#### Teks Latihan ####

Naomi A. Simanjuntak
6/402718/PHK/09222
Indonesia sudah lama mengenal otonomi sejak kemerdekaan tahun 1945. Sejak tahun
1945 sampai era Orde Baru, sifat otonomi daerah cenderung sentralistik dan belum
memposisikan fungsi desentralisasi dan dekonsentrasi secara seimbang. Beranjak ke era
reformasi, takala praktik pemerintahan meninggalkan corak otoritarian pola hubungan pusat-
daerah mulai diatur menjadi lebih demokraktis. Pemerintah daerah diberikan bayak kebebasan
dan ruang untuk berinovasi. Namun sistem tersebut pada gilirannya terkesan kebablasan karena
beberapa daerah berubah menjadi superior, marak aksi separatisme dan sebuah catatan buruk
untuk Indonesia ketika melepaskan timur-timor dari Indonesia. Hal tersebut merupakan sebuah
fase yang harus dimaklumi sebagai geliat pendewasaan negara yang baru terlepas dari
kungkungan kekuasaan absolut di rezim orde baru.

#### Cuplikan Data ####

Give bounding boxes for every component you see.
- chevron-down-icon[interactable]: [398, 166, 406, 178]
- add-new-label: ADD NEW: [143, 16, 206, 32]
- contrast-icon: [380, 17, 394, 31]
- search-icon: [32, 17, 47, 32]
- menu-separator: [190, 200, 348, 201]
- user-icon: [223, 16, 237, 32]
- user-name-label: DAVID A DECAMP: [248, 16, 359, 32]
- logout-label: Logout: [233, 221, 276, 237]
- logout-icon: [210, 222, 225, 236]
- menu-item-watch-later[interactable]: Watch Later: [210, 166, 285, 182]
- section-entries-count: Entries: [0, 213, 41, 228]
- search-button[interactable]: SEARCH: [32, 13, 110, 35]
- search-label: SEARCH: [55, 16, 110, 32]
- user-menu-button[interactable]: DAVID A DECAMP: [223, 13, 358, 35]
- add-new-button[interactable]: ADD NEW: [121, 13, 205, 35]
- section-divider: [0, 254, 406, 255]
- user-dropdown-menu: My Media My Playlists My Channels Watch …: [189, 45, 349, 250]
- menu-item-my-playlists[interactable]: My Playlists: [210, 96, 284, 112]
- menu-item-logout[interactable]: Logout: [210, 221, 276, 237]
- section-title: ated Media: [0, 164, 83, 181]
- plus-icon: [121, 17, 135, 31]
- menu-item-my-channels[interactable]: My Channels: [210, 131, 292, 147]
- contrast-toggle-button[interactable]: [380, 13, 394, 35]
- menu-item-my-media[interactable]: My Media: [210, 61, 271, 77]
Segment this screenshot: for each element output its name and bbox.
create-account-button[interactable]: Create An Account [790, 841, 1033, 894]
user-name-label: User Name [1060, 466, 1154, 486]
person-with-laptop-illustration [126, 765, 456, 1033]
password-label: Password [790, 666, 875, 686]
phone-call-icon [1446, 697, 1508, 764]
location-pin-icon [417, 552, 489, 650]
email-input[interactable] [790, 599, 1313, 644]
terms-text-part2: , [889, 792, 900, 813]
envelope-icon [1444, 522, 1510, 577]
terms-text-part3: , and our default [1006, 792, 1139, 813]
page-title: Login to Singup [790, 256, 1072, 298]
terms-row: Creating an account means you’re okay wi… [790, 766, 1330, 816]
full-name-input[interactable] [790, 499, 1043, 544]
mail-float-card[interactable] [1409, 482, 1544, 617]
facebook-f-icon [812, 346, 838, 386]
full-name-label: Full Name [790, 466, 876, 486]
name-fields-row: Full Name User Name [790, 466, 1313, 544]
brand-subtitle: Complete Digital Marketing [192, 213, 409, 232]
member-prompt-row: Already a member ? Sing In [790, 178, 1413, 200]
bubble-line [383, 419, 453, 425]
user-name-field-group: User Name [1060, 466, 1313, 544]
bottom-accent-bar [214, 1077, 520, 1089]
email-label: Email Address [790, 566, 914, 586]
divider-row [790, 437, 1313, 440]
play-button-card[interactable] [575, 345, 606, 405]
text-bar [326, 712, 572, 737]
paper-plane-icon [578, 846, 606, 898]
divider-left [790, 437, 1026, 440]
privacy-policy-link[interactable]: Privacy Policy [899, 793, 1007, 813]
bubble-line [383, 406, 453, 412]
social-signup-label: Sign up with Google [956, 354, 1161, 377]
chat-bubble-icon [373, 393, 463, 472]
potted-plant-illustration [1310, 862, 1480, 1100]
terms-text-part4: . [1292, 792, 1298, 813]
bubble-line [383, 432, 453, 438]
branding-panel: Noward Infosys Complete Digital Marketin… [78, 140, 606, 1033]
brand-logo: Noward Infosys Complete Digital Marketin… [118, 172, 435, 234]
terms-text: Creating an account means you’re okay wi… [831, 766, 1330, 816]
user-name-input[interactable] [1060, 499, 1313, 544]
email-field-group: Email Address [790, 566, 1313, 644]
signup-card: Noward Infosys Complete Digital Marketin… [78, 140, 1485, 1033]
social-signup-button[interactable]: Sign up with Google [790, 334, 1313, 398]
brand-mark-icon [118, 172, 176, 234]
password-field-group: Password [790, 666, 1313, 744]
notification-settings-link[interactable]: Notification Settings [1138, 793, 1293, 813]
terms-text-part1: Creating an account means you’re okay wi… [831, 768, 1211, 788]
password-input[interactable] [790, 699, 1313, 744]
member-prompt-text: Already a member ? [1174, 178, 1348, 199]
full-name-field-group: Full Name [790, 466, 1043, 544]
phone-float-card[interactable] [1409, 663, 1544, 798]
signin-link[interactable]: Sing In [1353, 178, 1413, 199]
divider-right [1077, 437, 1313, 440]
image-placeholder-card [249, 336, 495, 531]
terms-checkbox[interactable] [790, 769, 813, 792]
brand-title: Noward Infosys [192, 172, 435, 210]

####

> _Petunjuk Tugas_:
Kembalikan bagian teks tentang otonomi daerah di atas tanpa perubahan apa pun, mulai dari "Naomi A. Simanjuntak" dan terus sampai "rezim orde baru.".

> _Jawaban Tertulis_:
Naomi A. Simanjuntak
6/402718/PHK/09222
Indonesia sudah lama mengenal otonomi sejak kemerdekaan tahun 1945. Sejak tahun
1945 sampai era Orde Baru, sifat otonomi daerah cenderung sentralistik dan belum
memposisikan fungsi desentralisasi dan dekonsentrasi secara seimbang. Beranjak ke era
reformasi, takala praktik pemerintahan meninggalkan corak otoritarian pola hubungan pusat-
daerah mulai diatur menjadi lebih demokraktis. Pemerintah daerah diberikan bayak kebebasan
dan ruang untuk berinovasi. Namun sistem tersebut pada gilirannya terkesan kebablasan karena
beberapa daerah berubah menjadi superior, marak aksi separatisme dan sebuah catatan buruk
untuk Indonesia ketika melepaskan timur-timor dari Indonesia. Hal tersebut merupakan sebuah
fase yang harus dimaklumi sebagai geliat pendewasaan negara yang baru terlepas dari
kungkungan kekuasaan absolut di rezim orde baru.